-- START OF DATA FOR THE TASK --

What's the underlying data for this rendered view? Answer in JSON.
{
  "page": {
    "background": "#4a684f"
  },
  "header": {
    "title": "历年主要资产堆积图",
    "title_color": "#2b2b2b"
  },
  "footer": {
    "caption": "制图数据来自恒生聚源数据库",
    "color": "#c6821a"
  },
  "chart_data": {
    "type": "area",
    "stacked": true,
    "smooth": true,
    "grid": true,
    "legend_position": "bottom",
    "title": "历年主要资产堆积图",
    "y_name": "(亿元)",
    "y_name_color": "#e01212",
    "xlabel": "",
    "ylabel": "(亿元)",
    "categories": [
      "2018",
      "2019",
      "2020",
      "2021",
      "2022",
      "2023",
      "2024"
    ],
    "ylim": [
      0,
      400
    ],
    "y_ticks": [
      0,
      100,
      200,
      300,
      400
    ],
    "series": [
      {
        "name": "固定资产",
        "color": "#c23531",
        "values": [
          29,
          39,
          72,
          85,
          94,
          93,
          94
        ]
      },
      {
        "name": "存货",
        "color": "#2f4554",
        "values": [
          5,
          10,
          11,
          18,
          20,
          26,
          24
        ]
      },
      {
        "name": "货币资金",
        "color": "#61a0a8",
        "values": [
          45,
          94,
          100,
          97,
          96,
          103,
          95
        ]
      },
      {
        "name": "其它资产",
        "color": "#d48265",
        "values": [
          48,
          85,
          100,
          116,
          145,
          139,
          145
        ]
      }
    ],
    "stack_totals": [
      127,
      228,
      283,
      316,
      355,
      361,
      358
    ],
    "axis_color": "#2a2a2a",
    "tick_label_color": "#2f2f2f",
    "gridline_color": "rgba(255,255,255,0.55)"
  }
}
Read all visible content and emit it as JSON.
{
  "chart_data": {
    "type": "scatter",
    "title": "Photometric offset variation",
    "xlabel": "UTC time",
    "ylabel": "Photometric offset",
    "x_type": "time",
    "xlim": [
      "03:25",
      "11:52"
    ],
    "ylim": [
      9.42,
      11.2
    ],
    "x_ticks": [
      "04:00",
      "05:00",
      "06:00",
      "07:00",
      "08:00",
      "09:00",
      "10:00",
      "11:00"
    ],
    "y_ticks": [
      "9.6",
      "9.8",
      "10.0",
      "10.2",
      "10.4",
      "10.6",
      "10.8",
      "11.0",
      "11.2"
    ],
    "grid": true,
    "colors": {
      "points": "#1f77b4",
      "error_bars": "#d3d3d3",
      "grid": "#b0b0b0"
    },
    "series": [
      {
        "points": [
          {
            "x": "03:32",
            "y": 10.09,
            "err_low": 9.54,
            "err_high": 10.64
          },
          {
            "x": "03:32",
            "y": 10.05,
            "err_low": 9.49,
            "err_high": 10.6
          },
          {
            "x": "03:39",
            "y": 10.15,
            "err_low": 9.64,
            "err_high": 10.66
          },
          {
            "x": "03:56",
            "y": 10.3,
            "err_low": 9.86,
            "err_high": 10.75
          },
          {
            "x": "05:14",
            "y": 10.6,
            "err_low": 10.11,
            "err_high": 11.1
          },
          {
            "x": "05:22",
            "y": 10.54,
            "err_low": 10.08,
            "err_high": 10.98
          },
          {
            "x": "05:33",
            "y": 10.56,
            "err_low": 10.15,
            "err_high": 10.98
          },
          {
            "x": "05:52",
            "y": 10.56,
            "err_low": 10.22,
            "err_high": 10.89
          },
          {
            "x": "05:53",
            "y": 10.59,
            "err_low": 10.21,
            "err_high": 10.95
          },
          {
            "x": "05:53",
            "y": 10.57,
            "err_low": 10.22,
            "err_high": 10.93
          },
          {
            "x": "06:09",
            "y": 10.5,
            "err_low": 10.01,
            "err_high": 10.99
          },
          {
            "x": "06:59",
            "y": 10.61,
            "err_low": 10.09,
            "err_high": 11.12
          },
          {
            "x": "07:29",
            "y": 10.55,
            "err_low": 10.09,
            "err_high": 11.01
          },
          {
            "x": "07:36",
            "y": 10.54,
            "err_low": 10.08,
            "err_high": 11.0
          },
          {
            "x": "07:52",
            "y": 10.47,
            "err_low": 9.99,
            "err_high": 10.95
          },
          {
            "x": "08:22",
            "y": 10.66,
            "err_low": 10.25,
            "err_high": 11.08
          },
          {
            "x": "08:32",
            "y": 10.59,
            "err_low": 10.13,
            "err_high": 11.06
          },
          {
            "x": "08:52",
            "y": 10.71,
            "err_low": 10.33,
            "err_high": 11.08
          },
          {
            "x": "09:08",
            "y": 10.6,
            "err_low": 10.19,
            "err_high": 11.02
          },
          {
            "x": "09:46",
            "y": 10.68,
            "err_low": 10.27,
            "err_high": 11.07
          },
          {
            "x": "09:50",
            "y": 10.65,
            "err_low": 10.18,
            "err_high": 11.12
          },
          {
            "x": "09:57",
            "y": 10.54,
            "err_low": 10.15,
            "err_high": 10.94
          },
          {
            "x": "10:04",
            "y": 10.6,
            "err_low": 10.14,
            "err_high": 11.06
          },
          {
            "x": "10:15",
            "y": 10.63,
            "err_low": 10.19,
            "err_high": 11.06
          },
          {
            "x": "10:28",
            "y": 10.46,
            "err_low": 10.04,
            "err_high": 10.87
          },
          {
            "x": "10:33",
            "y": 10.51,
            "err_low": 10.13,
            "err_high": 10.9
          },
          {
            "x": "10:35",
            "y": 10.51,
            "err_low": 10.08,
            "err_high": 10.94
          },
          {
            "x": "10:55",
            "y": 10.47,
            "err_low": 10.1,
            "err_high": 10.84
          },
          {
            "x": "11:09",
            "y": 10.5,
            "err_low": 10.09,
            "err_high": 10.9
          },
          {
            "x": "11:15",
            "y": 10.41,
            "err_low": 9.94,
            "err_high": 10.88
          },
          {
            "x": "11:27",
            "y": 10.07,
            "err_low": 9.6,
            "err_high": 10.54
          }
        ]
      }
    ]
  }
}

-- END OF DATA FOR THE TASK --

WHAT YOU NEED TO DO: Set down the listing above in full, please, exactly as it appears.

RESPONSE:
What's the underlying data for this rendered view? Answer in JSON.
{
  "page": {
    "background": "#4a684f"
  },
  "header": {
    "title": "历年主要资产堆积图",
    "title_color": "#2b2b2b"
  },
  "footer": {
    "caption": "制图数据来自恒生聚源数据库",
    "color": "#c6821a"
  },
  "chart_data": {
    "type": "area",
    "stacked": true,
    "smooth": true,
    "grid": true,
    "legend_position": "bottom",
    "title": "历年主要资产堆积图",
    "y_name": "(亿元)",
    "y_name_color": "#e01212",
    "xlabel": "",
    "ylabel": "(亿元)",
    "categories": [
      "2018",
      "2019",
      "2020",
      "2021",
      "2022",
      "2023",
      "2024"
    ],
    "ylim": [
      0,
      400
    ],
    "y_ticks": [
      0,
      100,
      200,
      300,
      400
    ],
    "series": [
      {
        "name": "固定资产",
        "color": "#c23531",
        "values": [
          29,
          39,
          72,
          85,
          94,
          93,
          94
        ]
      },
      {
        "name": "存货",
        "color": "#2f4554",
        "values": [
          5,
          10,
          11,
          18,
          20,
          26,
          24
        ]
      },
      {
        "name": "货币资金",
        "color": "#61a0a8",
        "values": [
          45,
          94,
          100,
          97,
          96,
          103,
          95
        ]
      },
      {
        "name": "其它资产",
        "color": "#d48265",
        "values": [
          48,
          85,
          100,
          116,
          145,
          139,
          145
        ]
      }
    ],
    "stack_totals": [
      127,
      228,
      283,
      316,
      355,
      361,
      358
    ],
    "axis_color": "#2a2a2a",
    "tick_label_color": "#2f2f2f",
    "gridline_color": "rgba(255,255,255,0.55)"
  }
}
Read all visible content and emit it as JSON.
{
  "chart_data": {
    "type": "scatter",
    "title": "Photometric offset variation",
    "xlabel": "UTC time",
    "ylabel": "Photometric offset",
    "x_type": "time",
    "xlim": [
      "03:25",
      "11:52"
    ],
    "ylim": [
      9.42,
      11.2
    ],
    "x_ticks": [
      "04:00",
      "05:00",
      "06:00",
      "07:00",
      "08:00",
      "09:00",
      "10:00",
      "11:00"
    ],
    "y_ticks": [
      "9.6",
      "9.8",
      "10.0",
      "10.2",
      "10.4",
      "10.6",
      "10.8",
      "11.0",
      "11.2"
    ],
    "grid": true,
    "colors": {
      "points": "#1f77b4",
      "error_bars": "#d3d3d3",
      "grid": "#b0b0b0"
    },
    "series": [
      {
        "points": [
          {
            "x": "03:32",
            "y": 10.09,
            "err_low": 9.54,
            "err_high": 10.64
          },
          {
            "x": "03:32",
            "y": 10.05,
            "err_low": 9.49,
            "err_high": 10.6
          },
          {
            "x": "03:39",
            "y": 10.15,
            "err_low": 9.64,
            "err_high": 10.66
          },
          {
            "x": "03:56",
            "y": 10.3,
            "err_low": 9.86,
            "err_high": 10.75
          },
          {
            "x": "05:14",
            "y": 10.6,
            "err_low": 10.11,
            "err_high": 11.1
          },
          {
            "x": "05:22",
            "y": 10.54,
            "err_low": 10.08,
            "err_high": 10.98
          },
          {
            "x": "05:33",
            "y": 10.56,
            "err_low": 10.15,
            "err_high": 10.98
          },
          {
            "x": "05:52",
            "y": 10.56,
            "err_low": 10.22,
            "err_high": 10.89
          },
          {
            "x": "05:53",
            "y": 10.59,
            "err_low": 10.21,
            "err_high": 10.95
          },
          {
            "x": "05:53",
            "y": 10.57,
            "err_low": 10.22,
            "err_high": 10.93
          },
          {
            "x": "06:09",
            "y": 10.5,
            "err_low": 10.01,
            "err_high": 10.99
          },
          {
            "x": "06:59",
            "y": 10.61,
            "err_low": 10.09,
            "err_high": 11.12
          },
          {
            "x": "07:29",
            "y": 10.55,
            "err_low": 10.09,
            "err_high": 11.01
          },
          {
            "x": "07:36",
            "y": 10.54,
            "err_low": 10.08,
            "err_high": 11.0
          },
          {
            "x": "07:52",
            "y": 10.47,
            "err_low": 9.99,
            "err_high": 10.95
          },
          {
            "x": "08:22",
            "y": 10.66,
            "err_low": 10.25,
            "err_high": 11.08
          },
          {
            "x": "08:32",
            "y": 10.59,
            "err_low": 10.13,
            "err_high": 11.06
          },
          {
            "x": "08:52",
            "y": 10.71,
            "err_low": 10.33,
            "err_high": 11.08
          },
          {
            "x": "09:08",
            "y": 10.6,
            "err_low": 10.19,
            "err_high": 11.02
          },
          {
            "x": "09:46",
            "y": 10.68,
            "err_low": 10.27,
            "err_high": 11.07
          },
          {
            "x": "09:50",
            "y": 10.65,
            "err_low": 10.18,
            "err_high": 11.12
          },
          {
            "x": "09:57",
            "y": 10.54,
            "err_low": 10.15,
            "err_high": 10.94
          },
          {
            "x": "10:04",
            "y": 10.6,
            "err_low": 10.14,
            "err_high": 11.06
          },
          {
            "x": "10:15",
            "y": 10.63,
            "err_low": 10.19,
            "err_high": 11.06
          },
          {
            "x": "10:28",
            "y": 10.46,
            "err_low": 10.04,
            "err_high": 10.87
          },
          {
            "x": "10:33",
            "y": 10.51,
            "err_low": 10.13,
            "err_high": 10.9
          },
          {
            "x": "10:35",
            "y": 10.51,
            "err_low": 10.08,
            "err_high": 10.94
          },
          {
            "x": "10:55",
            "y": 10.47,
            "err_low": 10.1,
            "err_high": 10.84
          },
          {
            "x": "11:09",
            "y": 10.5,
            "err_low": 10.09,
            "err_high": 10.9
          },
          {
            "x": "11:15",
            "y": 10.41,
            "err_low": 9.94,
            "err_high": 10.88
          },
          {
            "x": "11:27",
            "y": 10.07,
            "err_low": 9.6,
            "err_high": 10.54
          }
        ]
      }
    ]
  }
}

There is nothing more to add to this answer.